# Stated exercise
Locate the line containing "Read out every word on this page." in the material below; repeat it and every line after it, exactly as written.

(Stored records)
================

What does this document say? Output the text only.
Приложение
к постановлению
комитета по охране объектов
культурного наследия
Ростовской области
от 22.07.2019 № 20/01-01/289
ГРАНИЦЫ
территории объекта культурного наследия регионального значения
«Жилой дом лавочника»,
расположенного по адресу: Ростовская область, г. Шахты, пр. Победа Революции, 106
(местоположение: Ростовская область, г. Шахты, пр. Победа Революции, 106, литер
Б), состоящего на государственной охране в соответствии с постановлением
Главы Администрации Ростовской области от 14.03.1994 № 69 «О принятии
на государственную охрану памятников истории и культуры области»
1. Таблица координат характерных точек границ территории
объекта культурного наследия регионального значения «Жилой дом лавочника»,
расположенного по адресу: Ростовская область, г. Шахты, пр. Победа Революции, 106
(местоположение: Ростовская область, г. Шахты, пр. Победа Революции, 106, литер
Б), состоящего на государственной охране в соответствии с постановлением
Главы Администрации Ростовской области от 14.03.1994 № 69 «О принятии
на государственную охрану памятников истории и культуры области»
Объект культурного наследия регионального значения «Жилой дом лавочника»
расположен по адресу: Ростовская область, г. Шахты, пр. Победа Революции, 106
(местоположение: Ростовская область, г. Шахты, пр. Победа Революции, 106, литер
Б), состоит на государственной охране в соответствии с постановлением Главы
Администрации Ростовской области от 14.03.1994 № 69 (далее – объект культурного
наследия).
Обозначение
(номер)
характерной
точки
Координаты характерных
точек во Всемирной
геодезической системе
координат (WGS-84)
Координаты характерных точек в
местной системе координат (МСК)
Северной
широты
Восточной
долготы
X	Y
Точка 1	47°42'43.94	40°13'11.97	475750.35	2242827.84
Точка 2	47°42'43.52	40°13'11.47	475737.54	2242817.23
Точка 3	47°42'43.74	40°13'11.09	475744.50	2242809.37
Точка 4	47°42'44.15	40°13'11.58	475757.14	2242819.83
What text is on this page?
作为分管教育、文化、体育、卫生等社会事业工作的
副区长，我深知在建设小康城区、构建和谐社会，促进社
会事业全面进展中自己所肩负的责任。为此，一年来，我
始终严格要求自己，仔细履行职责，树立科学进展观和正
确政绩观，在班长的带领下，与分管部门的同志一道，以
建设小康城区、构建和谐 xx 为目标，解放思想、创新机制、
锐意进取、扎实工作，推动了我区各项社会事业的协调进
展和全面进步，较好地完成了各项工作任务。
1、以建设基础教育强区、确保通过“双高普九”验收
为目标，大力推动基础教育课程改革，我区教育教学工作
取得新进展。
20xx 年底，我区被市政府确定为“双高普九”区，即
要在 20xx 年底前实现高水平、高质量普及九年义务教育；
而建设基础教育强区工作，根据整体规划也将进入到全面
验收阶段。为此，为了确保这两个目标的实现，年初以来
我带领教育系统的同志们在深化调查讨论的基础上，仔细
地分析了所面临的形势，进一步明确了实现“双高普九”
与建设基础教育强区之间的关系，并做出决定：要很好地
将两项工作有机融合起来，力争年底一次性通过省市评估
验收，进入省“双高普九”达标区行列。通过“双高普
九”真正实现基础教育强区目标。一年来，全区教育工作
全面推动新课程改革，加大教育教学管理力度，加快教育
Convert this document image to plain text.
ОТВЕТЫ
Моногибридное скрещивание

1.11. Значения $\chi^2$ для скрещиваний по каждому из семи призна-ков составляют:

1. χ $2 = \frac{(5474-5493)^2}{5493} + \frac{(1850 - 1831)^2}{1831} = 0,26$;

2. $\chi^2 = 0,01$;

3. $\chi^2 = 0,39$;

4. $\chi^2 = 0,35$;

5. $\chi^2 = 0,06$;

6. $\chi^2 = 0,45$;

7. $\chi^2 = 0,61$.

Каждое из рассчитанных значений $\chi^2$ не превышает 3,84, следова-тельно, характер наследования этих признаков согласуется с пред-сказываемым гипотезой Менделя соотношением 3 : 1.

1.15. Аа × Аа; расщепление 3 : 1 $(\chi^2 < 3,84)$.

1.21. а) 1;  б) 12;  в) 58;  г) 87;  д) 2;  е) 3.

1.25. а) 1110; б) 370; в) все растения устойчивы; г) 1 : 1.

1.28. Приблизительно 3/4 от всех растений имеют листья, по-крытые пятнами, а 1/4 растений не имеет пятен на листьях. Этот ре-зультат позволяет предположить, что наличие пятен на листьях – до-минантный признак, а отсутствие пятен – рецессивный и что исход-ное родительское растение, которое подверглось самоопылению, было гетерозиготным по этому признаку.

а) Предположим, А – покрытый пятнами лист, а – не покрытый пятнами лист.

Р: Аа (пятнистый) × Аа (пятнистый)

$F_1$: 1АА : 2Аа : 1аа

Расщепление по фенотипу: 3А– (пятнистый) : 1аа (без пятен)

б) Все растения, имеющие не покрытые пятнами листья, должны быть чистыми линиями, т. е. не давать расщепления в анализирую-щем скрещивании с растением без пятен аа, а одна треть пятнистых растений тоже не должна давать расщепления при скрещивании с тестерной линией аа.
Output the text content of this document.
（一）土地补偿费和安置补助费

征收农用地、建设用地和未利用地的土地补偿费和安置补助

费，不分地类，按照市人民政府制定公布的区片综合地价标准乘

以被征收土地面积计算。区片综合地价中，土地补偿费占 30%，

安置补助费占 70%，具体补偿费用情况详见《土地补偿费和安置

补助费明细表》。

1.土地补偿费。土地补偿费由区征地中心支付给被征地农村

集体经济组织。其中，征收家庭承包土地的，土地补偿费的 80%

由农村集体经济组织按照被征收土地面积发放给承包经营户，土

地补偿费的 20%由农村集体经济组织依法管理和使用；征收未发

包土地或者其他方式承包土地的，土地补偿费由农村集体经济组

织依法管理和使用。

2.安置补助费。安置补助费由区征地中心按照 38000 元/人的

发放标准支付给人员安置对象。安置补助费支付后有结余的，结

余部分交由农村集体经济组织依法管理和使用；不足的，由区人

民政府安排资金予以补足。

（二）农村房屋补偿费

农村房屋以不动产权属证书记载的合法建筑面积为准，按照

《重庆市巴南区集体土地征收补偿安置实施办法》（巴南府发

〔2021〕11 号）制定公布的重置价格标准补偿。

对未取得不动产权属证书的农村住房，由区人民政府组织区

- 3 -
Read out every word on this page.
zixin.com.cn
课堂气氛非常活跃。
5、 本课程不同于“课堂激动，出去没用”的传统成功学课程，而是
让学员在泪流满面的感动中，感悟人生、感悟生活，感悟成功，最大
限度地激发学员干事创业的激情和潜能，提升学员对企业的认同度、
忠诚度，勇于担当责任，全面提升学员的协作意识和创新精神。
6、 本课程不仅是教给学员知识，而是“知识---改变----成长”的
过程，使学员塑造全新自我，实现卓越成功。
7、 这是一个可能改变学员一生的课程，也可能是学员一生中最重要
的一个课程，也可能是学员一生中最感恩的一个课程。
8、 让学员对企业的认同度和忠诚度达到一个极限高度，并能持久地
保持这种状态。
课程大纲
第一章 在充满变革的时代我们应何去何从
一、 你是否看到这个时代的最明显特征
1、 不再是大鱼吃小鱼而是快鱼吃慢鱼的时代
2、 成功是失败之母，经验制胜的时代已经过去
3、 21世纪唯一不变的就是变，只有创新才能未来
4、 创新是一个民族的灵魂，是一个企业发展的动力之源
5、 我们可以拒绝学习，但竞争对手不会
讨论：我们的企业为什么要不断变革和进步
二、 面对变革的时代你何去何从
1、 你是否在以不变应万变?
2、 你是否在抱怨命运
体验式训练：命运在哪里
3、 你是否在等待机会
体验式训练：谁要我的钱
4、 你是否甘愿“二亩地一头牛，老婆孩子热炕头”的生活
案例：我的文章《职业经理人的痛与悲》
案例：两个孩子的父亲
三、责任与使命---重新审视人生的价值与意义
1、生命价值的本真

================

# Exercise solution
Read out every word on this page.
zixin.com.cn
课堂气氛非常活跃。
5、 本课程不同于“课堂激动，出去没用”的传统成功学课程，而是
让学员在泪流满面的感动中，感悟人生、感悟生活，感悟成功，最大
限度地激发学员干事创业的激情和潜能，提升学员对企业的认同度、
忠诚度，勇于担当责任，全面提升学员的协作意识和创新精神。
6、 本课程不仅是教给学员知识，而是“知识---改变----成长”的
过程，使学员塑造全新自我，实现卓越成功。
7、 这是一个可能改变学员一生的课程，也可能是学员一生中最重要
的一个课程，也可能是学员一生中最感恩的一个课程。
8、 让学员对企业的认同度和忠诚度达到一个极限高度，并能持久地
保持这种状态。
课程大纲
第一章 在充满变革的时代我们应何去何从
一、 你是否看到这个时代的最明显特征
1、 不再是大鱼吃小鱼而是快鱼吃慢鱼的时代
2、 成功是失败之母，经验制胜的时代已经过去
3、 21世纪唯一不变的就是变，只有创新才能未来
4、 创新是一个民族的灵魂，是一个企业发展的动力之源
5、 我们可以拒绝学习，但竞争对手不会
讨论：我们的企业为什么要不断变革和进步
二、 面对变革的时代你何去何从
1、 你是否在以不变应万变?
2、 你是否在抱怨命运
体验式训练：命运在哪里
3、 你是否在等待机会
体验式训练：谁要我的钱
4、 你是否甘愿“二亩地一头牛，老婆孩子热炕头”的生活
案例：我的文章《职业经理人的痛与悲》
案例：两个孩子的父亲
三、责任与使命---重新审视人生的价值与意义
1、生命价值的本真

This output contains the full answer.